- [DIRECTIONS]: How many lines in this data contain the string "取得条件"? Reply with the number only.

- [MATERIAL SHOWN]:
********

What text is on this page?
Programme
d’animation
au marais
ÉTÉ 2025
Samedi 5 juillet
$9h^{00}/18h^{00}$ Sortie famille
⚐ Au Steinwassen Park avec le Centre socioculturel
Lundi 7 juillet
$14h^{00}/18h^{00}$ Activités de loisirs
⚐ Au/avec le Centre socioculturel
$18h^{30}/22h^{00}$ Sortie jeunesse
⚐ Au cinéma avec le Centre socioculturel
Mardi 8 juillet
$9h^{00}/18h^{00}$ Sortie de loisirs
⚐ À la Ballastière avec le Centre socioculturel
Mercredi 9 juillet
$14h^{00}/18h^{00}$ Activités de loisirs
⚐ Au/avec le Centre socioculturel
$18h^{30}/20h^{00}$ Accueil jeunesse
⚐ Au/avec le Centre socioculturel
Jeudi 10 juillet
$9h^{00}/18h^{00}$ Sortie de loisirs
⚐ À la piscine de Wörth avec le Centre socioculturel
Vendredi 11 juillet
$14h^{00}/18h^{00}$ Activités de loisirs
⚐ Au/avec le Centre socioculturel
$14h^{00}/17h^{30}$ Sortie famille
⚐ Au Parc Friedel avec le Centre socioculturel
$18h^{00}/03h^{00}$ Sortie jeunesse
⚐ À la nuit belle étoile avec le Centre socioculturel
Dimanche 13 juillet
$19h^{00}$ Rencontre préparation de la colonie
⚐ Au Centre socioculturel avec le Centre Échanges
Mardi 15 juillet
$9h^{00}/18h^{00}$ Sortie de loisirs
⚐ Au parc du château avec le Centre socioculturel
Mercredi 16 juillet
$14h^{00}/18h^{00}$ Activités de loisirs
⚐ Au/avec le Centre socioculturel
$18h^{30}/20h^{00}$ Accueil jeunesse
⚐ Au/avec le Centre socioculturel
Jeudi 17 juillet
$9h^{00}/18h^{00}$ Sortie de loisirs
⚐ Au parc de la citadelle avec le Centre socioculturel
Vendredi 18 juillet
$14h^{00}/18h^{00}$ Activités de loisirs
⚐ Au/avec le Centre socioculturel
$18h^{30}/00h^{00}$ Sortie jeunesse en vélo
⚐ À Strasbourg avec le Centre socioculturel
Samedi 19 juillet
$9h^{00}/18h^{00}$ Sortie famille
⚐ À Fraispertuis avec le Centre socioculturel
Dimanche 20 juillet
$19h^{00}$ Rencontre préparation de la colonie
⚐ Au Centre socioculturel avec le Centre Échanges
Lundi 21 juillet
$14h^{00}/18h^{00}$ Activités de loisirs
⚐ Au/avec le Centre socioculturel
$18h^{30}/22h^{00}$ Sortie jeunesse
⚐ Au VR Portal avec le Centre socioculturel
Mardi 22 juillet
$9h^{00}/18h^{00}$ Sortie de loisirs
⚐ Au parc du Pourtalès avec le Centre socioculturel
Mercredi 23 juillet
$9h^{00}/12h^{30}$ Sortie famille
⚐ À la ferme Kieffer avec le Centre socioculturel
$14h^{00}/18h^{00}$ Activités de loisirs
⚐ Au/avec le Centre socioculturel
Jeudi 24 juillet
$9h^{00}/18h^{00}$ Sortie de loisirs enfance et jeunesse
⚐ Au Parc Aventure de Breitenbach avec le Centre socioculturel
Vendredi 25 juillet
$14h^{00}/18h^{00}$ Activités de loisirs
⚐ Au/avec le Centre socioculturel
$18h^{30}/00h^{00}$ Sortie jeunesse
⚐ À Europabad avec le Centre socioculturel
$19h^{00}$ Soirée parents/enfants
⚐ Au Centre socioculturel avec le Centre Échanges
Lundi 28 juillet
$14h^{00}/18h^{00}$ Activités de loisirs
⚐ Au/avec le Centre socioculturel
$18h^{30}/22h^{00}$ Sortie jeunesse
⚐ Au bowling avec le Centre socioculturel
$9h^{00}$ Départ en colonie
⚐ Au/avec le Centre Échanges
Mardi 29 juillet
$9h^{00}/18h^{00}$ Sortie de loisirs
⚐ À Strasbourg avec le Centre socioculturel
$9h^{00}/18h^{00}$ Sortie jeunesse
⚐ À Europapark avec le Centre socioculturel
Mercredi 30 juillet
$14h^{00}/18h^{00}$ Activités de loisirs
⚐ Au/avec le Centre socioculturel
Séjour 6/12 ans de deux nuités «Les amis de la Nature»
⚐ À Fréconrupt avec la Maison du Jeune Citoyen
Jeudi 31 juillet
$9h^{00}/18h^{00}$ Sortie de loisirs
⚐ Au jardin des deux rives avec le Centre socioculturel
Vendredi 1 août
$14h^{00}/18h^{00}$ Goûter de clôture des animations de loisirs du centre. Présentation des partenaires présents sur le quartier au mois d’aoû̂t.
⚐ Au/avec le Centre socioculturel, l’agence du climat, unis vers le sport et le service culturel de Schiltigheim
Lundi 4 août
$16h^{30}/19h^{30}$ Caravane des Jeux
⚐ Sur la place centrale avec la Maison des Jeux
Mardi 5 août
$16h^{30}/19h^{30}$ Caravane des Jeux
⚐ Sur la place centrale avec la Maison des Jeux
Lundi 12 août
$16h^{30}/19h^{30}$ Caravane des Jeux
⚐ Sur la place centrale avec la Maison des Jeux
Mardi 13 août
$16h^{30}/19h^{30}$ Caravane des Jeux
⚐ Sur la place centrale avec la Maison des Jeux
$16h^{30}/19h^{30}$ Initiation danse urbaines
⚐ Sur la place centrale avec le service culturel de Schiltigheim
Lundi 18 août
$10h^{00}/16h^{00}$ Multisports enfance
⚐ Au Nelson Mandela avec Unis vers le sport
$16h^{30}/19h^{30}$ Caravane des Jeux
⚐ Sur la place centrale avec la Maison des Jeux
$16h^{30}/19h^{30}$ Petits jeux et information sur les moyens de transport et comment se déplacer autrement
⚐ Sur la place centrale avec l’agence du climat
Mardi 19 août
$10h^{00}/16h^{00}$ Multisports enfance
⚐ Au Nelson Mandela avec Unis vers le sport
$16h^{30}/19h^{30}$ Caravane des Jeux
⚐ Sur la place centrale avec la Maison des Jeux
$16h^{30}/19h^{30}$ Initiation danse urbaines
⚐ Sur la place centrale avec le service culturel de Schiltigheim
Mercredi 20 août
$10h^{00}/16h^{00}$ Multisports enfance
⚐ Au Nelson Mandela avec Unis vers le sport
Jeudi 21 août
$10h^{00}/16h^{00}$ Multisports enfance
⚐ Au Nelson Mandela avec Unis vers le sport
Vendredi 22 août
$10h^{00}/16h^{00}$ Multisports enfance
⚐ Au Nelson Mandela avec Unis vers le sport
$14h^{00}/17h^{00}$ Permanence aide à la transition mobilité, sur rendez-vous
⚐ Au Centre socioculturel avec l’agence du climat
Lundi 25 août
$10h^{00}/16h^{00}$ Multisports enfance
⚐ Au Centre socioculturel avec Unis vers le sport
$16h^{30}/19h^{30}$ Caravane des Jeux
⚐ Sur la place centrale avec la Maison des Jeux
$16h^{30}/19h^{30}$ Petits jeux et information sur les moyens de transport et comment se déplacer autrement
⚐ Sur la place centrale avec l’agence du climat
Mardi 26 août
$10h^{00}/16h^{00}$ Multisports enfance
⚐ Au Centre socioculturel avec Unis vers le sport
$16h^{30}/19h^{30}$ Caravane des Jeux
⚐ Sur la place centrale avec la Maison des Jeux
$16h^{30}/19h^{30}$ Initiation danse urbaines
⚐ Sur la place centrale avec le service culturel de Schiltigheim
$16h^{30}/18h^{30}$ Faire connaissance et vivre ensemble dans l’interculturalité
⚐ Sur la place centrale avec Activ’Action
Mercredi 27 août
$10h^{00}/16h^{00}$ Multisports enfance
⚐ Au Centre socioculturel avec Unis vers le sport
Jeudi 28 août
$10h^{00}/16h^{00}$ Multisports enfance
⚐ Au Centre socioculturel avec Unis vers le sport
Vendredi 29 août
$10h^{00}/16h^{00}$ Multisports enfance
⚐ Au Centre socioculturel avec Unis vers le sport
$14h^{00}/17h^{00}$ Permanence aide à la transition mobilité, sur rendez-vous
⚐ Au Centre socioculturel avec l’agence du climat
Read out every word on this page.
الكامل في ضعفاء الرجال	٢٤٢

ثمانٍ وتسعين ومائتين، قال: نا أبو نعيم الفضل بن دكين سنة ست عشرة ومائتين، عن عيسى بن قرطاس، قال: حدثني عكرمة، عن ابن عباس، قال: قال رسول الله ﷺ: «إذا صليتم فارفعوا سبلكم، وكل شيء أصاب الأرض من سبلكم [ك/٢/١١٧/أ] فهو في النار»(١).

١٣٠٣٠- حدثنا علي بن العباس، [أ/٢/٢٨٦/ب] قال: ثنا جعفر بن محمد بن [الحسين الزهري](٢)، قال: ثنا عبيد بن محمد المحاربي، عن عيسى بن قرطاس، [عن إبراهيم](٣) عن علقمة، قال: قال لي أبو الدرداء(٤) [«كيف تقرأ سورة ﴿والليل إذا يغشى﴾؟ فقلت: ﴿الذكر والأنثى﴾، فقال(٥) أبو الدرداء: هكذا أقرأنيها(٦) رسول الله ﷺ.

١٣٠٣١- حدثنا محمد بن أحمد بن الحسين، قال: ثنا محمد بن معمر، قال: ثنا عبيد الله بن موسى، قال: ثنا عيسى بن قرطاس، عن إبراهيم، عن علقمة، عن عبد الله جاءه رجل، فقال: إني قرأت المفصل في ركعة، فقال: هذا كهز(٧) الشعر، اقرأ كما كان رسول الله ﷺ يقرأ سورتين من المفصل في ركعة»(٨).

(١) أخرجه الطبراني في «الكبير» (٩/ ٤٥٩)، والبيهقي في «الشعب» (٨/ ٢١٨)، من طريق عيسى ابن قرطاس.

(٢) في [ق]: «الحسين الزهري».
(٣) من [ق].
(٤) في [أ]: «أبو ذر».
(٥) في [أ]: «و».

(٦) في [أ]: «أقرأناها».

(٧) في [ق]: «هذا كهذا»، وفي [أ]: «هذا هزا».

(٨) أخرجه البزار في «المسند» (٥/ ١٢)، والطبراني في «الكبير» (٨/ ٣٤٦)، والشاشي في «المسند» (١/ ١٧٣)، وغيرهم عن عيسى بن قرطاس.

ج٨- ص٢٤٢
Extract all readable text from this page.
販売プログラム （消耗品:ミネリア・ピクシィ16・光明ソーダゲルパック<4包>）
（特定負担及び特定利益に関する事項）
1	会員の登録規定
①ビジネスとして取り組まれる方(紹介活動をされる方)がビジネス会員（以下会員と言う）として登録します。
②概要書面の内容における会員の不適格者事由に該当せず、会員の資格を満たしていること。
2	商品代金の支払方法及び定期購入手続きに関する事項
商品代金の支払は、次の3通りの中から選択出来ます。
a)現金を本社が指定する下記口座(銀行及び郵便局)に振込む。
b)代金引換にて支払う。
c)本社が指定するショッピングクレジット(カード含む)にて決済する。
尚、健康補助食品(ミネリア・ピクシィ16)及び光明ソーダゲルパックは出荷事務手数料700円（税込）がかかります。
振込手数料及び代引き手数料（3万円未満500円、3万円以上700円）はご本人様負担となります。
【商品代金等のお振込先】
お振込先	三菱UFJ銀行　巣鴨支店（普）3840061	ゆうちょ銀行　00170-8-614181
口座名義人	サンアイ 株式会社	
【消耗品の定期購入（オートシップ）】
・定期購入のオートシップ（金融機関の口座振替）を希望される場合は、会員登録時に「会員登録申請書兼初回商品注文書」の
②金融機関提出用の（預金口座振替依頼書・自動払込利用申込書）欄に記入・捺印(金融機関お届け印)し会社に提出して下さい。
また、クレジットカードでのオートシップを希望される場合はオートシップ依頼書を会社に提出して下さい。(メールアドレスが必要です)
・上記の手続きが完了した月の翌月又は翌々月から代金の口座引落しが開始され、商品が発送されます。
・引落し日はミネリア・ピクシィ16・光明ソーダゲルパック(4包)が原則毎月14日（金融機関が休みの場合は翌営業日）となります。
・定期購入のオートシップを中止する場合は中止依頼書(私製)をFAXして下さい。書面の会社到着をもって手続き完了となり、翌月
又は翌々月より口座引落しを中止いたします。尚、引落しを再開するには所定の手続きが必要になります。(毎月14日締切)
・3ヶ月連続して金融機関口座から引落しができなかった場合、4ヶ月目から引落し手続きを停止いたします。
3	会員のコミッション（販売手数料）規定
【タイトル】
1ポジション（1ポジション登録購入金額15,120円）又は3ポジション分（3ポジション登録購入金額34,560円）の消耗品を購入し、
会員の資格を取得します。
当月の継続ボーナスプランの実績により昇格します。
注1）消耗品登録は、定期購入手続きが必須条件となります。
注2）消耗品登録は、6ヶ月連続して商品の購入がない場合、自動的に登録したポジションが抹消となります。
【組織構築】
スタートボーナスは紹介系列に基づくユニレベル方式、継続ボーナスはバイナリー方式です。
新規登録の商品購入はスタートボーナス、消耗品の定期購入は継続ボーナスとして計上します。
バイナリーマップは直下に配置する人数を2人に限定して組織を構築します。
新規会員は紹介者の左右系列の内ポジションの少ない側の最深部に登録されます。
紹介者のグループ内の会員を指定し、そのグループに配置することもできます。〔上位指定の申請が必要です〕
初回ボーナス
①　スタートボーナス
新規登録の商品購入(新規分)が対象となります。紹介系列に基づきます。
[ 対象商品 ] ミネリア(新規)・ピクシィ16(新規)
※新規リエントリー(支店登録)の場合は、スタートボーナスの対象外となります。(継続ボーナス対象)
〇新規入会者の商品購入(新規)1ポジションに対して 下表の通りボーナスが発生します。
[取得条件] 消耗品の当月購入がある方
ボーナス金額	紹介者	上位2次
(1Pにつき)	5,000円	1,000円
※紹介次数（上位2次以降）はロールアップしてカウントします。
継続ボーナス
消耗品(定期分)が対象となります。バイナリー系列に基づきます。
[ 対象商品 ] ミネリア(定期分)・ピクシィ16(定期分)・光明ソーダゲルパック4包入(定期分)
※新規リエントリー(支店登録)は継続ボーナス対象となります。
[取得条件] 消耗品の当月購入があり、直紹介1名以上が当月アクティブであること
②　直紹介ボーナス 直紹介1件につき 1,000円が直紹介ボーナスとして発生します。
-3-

********

- [SOLUTION TO THE EXERCISE]: 2